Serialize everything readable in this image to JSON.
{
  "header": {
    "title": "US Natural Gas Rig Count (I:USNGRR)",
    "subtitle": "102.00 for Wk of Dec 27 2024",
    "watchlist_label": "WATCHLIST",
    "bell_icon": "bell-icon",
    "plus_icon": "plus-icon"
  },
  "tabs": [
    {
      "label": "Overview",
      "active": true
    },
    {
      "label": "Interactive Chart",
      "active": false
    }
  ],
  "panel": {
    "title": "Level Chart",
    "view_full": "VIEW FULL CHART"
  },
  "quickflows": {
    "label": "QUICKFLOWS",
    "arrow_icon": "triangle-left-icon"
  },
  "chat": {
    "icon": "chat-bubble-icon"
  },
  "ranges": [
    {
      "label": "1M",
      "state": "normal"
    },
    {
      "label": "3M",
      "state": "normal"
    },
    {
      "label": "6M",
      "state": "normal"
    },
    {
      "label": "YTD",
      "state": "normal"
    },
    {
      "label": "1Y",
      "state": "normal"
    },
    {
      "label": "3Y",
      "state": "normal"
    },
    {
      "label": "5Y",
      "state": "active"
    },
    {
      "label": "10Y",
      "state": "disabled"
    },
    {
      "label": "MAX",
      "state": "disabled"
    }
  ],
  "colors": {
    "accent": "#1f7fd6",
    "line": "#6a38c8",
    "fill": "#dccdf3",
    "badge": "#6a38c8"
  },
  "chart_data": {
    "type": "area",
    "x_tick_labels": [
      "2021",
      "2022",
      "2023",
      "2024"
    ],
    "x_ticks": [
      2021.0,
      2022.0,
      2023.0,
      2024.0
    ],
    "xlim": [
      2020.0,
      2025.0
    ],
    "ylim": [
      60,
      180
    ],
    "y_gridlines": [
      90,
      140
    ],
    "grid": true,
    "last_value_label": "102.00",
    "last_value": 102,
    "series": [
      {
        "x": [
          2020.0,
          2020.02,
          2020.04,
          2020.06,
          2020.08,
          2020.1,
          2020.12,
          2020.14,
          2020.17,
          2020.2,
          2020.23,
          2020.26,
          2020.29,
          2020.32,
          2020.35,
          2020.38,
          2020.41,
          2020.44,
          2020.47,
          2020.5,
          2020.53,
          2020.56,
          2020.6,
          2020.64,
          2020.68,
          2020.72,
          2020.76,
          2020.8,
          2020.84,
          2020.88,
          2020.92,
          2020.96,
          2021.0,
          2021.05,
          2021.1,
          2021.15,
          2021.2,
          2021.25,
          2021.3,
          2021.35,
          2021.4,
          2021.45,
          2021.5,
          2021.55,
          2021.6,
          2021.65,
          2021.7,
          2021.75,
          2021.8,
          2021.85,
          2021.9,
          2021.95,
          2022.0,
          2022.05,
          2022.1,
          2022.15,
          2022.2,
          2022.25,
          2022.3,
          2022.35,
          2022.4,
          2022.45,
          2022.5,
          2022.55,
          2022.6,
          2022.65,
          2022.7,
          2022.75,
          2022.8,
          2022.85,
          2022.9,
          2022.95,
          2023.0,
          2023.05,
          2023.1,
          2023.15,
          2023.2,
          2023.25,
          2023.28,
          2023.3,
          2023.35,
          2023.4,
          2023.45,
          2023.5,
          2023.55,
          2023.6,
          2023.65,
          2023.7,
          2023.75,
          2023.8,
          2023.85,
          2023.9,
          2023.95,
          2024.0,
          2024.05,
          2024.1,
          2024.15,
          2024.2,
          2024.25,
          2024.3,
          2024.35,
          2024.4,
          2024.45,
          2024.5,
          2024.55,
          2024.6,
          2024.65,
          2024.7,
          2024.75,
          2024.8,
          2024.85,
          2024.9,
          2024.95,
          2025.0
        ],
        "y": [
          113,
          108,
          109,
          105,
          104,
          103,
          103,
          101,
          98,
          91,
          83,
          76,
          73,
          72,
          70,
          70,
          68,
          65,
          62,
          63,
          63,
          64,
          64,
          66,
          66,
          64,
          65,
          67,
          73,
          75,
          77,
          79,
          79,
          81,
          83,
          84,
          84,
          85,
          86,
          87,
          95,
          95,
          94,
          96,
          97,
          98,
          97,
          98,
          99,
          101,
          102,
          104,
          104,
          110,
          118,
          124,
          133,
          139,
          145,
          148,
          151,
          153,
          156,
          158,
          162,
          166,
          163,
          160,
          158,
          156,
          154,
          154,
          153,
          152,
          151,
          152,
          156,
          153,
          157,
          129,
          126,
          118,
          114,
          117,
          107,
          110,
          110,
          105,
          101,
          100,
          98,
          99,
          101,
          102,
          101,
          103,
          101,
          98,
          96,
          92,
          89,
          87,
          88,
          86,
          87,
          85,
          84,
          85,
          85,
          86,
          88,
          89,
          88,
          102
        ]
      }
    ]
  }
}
....
## Stated problem:
Quote each line of the data above exactly as written.

## Exercise response:
Serialize everything readable in this image to JSON.
{
  "header": {
    "title": "US Natural Gas Rig Count (I:USNGRR)",
    "subtitle": "102.00 for Wk of Dec 27 2024",
    "watchlist_label": "WATCHLIST",
    "bell_icon": "bell-icon",
    "plus_icon": "plus-icon"
  },
  "tabs": [
    {
      "label": "Overview",
      "active": true
    },
    {
      "label": "Interactive Chart",
      "active": false
    }
  ],
  "panel": {
    "title": "Level Chart",
    "view_full": "VIEW FULL CHART"
  },
  "quickflows": {
    "label": "QUICKFLOWS",
    "arrow_icon": "triangle-left-icon"
  },
  "chat": {
    "icon": "chat-bubble-icon"
  },
  "ranges": [
    {
      "label": "1M",
      "state": "normal"
    },
    {
      "label": "3M",
      "state": "normal"
    },
    {
      "label": "6M",
      "state": "normal"
    },
    {
      "label": "YTD",
      "state": "normal"
    },
    {
      "label": "1Y",
      "state": "normal"
    },
    {
      "label": "3Y",
      "state": "normal"
    },
    {
      "label": "5Y",
      "state": "active"
    },
    {
      "label": "10Y",
      "state": "disabled"
    },
    {
      "label": "MAX",
      "state": "disabled"
    }
  ],
  "colors": {
    "accent": "#1f7fd6",
    "line": "#6a38c8",
    "fill": "#dccdf3",
    "badge": "#6a38c8"
  },
  "chart_data": {
    "type": "area",
    "x_tick_labels": [
      "2021",
      "2022",
      "2023",
      "2024"
    ],
    "x_ticks": [
      2021.0,
      2022.0,
      2023.0,
      2024.0
    ],
    "xlim": [
      2020.0,
      2025.0
    ],
    "ylim": [
      60,
      180
    ],
    "y_gridlines": [
      90,
      140
    ],
    "grid": true,
    "last_value_label": "102.00",
    "last_value": 102,
    "series": [
      {
        "x": [
          2020.0,
          2020.02,
          2020.04,
          2020.06,
          2020.08,
          2020.1,
          2020.12,
          2020.14,
          2020.17,
          2020.2,
          2020.23,
          2020.26,
          2020.29,
          2020.32,
          2020.35,
          2020.38,
          2020.41,
          2020.44,
          2020.47,
          2020.5,
          2020.53,
          2020.56,
          2020.6,
          2020.64,
          2020.68,
          2020.72,
          2020.76,
          2020.8,
          2020.84,
          2020.88,
          2020.92,
          2020.96,
          2021.0,
          2021.05,
          2021.1,
          2021.15,
          2021.2,
          2021.25,
          2021.3,
          2021.35,
          2021.4,
          2021.45,
          2021.5,
          2021.55,
          2021.6,
          2021.65,
          2021.7,
          2021.75,
          2021.8,
          2021.85,
          2021.9,
          2021.95,
          2022.0,
          2022.05,
          2022.1,
          2022.15,
          2022.2,
          2022.25,
          2022.3,
          2022.35,
          2022.4,
          2022.45,
          2022.5,
          2022.55,
          2022.6,
          2022.65,
          2022.7,
          2022.75,
          2022.8,
          2022.85,
          2022.9,
          2022.95,
          2023.0,
          2023.05,
          2023.1,
          2023.15,
          2023.2,
          2023.25,
          2023.28,
          2023.3,
          2023.35,
          2023.4,
          2023.45,
          2023.5,
          2023.55,
          2023.6,
          2023.65,
          2023.7,
          2023.75,
          2023.8,
          2023.85,
          2023.9,
          2023.95,
          2024.0,
          2024.05,
          2024.1,
          2024.15,
          2024.2,
          2024.25,
          2024.3,
          2024.35,
          2024.4,
          2024.45,
          2024.5,
          2024.55,
          2024.6,
          2024.65,
          2024.7,
          2024.75,
          2024.8,
          2024.85,
          2024.9,
          2024.95,
          2025.0
        ],
        "y": [
          113,
          108,
          109,
          105,
          104,
          103,
          103,
          101,
          98,
          91,
          83,
          76,
          73,
          72,
          70,
          70,
          68,
          65,
          62,
          63,
          63,
          64,
          64,
          66,
          66,
          64,
          65,
          67,
          73,
          75,
          77,
          79,
          79,
          81,
          83,
          84,
          84,
          85,
          86,
          87,
          95,
          95,
          94,
          96,
          97,
          98,
          97,
          98,
          99,
          101,
          102,
          104,
          104,
          110,
          118,
          124,
          133,
          139,
          145,
          148,
          151,
          153,
          156,
          158,
          162,
          166,
          163,
          160,
          158,
          156,
          154,
          154,
          153,
          152,
          151,
          152,
          156,
          153,
          157,
          129,
          126,
          118,
          114,
          117,
          107,
          110,
          110,
          105,
          101,
          100,
          98,
          99,
          101,
          102,
          101,
          103,
          101,
          98,
          96,
          92,
          89,
          87,
          88,
          86,
          87,
          85,
          84,
          85,
          85,
          86,
          88,
          89,
          88,
          102
        ]
      }
    ]
  }
}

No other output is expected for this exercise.